= BRIEF =
Lines that hold the string "your" are to be counted; give only their number.

◆ ◆ ◆ ◆

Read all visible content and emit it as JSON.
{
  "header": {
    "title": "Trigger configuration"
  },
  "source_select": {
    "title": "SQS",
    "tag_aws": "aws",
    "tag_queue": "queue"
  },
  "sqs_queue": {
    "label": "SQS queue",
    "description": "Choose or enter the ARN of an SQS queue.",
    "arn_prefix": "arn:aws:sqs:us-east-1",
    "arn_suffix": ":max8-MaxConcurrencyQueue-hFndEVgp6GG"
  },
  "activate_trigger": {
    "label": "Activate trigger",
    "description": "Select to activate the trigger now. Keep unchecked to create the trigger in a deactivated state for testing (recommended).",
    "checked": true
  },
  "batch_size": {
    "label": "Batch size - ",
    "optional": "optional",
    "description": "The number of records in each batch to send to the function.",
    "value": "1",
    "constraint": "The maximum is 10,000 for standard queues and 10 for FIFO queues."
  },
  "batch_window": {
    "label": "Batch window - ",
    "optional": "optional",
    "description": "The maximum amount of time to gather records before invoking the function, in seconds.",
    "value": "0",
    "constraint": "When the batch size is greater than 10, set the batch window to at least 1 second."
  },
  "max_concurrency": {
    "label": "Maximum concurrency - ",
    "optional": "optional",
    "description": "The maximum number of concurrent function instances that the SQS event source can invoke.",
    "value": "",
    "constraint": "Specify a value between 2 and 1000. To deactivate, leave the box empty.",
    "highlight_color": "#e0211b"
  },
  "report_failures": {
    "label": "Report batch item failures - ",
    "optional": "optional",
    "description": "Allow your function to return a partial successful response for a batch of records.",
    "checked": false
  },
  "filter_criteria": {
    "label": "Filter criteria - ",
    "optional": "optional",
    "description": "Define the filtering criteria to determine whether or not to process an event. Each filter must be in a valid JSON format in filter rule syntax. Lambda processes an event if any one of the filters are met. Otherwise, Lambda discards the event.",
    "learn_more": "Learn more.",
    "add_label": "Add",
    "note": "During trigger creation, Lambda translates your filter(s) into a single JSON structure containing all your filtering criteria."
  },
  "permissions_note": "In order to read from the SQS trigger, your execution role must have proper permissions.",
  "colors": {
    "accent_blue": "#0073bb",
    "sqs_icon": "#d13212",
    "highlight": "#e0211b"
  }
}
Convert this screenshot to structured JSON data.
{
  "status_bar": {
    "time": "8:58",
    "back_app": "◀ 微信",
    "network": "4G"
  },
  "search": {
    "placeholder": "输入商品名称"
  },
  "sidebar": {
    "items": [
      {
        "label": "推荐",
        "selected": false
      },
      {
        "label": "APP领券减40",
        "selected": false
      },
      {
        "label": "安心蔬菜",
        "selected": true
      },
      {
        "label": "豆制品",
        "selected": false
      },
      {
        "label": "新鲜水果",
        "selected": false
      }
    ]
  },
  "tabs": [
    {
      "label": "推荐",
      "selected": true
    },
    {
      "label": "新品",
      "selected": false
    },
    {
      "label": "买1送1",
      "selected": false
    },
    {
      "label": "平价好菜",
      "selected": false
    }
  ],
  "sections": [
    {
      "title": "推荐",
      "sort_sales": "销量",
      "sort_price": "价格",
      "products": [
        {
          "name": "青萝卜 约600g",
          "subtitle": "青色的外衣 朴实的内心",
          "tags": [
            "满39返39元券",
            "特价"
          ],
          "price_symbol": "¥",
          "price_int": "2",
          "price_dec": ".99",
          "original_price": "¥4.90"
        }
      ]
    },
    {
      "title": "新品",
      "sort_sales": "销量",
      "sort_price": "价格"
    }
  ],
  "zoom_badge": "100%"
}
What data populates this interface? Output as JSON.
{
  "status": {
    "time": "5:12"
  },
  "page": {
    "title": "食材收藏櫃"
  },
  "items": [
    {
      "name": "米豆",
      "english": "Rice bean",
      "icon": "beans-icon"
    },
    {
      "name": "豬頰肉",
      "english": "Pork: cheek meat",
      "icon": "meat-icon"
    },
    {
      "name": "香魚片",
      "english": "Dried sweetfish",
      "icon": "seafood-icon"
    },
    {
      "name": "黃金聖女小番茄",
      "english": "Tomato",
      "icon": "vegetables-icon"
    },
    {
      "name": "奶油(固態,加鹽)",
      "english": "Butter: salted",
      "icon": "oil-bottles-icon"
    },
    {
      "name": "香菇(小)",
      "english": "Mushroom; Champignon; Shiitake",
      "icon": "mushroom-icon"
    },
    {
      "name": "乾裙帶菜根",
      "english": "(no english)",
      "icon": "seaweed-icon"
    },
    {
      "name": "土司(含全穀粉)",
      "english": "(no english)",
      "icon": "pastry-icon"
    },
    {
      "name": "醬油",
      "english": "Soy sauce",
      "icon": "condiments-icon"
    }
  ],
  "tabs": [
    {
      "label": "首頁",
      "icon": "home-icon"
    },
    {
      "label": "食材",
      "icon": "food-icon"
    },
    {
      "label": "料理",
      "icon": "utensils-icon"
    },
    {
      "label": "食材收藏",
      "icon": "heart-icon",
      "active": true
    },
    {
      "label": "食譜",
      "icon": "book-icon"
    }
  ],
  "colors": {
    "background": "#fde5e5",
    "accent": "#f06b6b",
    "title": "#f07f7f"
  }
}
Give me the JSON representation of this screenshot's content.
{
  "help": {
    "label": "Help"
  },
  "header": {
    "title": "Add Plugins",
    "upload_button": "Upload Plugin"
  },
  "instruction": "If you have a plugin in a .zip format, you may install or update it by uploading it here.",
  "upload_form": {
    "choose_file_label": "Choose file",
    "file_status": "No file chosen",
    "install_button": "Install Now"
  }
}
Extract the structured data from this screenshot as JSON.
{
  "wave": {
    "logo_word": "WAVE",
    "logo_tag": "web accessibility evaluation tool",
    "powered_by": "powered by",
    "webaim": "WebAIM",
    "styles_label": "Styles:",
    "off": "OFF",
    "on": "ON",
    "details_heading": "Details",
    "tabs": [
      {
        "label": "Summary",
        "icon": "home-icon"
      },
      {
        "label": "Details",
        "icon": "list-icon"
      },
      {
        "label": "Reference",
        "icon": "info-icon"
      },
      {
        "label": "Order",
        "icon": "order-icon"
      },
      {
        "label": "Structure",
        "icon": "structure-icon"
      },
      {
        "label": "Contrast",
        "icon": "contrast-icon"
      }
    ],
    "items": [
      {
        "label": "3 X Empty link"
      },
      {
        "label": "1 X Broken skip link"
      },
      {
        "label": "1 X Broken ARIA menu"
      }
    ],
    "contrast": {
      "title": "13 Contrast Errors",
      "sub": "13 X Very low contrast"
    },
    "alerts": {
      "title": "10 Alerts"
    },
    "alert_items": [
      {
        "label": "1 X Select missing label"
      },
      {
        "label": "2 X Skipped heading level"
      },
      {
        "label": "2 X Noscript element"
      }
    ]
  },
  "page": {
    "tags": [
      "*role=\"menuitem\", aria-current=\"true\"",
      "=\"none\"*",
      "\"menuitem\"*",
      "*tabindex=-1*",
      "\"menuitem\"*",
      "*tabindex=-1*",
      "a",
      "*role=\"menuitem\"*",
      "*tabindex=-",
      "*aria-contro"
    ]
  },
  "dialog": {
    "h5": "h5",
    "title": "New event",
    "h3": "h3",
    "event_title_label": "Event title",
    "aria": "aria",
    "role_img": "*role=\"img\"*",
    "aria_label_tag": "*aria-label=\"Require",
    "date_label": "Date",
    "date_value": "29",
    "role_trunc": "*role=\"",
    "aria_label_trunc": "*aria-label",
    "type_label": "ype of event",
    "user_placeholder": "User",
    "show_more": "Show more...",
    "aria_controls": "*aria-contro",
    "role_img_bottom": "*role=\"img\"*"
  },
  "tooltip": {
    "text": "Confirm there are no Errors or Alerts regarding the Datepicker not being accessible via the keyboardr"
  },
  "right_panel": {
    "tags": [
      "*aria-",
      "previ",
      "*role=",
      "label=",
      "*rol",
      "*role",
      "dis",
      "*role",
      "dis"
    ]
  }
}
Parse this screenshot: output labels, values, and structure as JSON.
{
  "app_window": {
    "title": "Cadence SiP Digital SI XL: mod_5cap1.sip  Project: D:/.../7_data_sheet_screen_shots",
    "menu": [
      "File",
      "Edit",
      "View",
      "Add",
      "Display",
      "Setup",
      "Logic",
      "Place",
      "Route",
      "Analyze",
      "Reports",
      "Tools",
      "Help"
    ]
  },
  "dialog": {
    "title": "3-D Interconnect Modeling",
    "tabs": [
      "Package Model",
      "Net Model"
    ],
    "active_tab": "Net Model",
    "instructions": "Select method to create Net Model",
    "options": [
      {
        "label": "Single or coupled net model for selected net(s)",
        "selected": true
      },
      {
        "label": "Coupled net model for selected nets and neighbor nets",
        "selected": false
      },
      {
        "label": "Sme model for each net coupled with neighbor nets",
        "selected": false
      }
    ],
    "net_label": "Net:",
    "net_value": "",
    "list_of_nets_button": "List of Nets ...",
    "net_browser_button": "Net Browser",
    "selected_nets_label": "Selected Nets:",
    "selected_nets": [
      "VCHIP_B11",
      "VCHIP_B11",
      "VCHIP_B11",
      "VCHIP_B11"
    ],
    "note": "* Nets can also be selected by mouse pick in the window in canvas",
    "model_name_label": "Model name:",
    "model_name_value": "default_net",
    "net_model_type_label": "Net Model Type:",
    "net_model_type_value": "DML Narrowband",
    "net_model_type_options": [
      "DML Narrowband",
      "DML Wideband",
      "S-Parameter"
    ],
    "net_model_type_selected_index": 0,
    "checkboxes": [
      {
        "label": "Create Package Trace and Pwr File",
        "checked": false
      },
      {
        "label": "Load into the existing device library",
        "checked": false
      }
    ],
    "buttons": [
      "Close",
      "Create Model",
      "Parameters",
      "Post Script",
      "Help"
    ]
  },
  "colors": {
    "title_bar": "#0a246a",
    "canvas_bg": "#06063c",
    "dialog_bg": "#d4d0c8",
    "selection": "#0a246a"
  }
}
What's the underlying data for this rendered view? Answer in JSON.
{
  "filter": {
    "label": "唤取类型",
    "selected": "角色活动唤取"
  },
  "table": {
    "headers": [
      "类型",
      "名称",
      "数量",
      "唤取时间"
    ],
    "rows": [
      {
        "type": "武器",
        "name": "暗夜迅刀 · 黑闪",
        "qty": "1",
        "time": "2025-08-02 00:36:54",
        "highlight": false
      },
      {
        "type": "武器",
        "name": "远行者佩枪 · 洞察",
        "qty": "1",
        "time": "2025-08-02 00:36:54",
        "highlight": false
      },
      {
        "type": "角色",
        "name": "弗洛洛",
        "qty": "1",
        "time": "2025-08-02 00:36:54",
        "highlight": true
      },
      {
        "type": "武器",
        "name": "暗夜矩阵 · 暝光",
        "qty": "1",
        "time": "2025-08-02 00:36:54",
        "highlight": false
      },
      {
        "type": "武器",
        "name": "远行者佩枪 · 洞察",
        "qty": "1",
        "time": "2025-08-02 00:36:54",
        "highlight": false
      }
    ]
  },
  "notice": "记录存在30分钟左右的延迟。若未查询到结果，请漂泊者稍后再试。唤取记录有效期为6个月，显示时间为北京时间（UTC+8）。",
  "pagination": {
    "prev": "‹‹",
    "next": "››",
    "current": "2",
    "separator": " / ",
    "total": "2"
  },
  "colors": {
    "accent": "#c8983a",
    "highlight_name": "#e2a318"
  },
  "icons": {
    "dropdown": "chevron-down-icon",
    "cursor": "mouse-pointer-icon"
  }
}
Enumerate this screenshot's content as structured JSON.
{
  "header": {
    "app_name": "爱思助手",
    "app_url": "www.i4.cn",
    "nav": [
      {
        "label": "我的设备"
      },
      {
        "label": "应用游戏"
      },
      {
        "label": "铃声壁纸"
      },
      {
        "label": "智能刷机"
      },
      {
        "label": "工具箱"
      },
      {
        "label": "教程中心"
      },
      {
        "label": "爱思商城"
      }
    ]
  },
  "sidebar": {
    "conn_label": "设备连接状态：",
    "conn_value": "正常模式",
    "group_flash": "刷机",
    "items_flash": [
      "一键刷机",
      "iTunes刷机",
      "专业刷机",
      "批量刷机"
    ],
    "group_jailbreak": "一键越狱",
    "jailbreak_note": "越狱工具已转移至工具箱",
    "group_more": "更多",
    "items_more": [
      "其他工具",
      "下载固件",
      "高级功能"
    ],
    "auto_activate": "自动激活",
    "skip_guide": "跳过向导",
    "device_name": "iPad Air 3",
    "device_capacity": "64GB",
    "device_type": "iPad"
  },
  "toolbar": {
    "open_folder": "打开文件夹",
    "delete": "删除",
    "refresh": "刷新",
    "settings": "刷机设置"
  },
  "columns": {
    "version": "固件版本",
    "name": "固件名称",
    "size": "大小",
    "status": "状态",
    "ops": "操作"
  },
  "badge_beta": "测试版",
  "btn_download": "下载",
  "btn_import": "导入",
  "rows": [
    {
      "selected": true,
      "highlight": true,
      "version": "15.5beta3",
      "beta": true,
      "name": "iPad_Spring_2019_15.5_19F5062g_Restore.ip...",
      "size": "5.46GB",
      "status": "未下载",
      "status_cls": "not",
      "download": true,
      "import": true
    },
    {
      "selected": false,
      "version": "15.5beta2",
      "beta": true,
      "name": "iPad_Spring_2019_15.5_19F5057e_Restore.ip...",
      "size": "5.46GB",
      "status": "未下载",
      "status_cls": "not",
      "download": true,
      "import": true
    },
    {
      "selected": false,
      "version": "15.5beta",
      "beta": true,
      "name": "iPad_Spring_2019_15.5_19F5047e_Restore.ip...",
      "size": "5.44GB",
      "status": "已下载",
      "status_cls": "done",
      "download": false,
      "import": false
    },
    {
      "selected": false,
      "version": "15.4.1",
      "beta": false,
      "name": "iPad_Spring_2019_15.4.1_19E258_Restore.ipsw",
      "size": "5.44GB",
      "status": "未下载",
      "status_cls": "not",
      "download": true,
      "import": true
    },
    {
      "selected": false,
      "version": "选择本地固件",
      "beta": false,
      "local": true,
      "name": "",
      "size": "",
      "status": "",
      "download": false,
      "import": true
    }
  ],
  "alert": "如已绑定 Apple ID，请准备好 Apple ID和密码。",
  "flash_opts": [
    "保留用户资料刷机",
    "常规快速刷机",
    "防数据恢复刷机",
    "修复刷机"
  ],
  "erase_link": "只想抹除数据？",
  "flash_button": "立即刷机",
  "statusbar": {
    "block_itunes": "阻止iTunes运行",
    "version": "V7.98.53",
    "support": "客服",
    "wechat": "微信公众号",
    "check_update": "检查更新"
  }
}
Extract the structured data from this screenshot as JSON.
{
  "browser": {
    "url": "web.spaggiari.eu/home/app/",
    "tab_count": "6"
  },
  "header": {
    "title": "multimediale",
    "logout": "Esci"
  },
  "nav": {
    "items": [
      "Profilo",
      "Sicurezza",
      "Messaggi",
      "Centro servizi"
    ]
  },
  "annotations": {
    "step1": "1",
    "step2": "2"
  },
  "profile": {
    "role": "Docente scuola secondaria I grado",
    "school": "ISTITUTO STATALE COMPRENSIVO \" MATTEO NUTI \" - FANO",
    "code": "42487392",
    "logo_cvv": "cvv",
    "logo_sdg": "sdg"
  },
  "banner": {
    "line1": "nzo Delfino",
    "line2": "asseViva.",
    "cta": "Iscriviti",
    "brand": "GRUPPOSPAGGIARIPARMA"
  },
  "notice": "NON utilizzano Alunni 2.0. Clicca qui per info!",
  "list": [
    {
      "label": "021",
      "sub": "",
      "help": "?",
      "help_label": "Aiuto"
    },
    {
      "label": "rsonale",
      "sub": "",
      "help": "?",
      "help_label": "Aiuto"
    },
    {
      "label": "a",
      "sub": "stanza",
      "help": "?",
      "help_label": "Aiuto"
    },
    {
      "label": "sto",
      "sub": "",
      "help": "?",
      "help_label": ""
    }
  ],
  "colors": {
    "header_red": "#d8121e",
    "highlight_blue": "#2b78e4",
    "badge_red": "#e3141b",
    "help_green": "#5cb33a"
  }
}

◆ ◆ ◆ ◆

= TASK OUTPUT =
3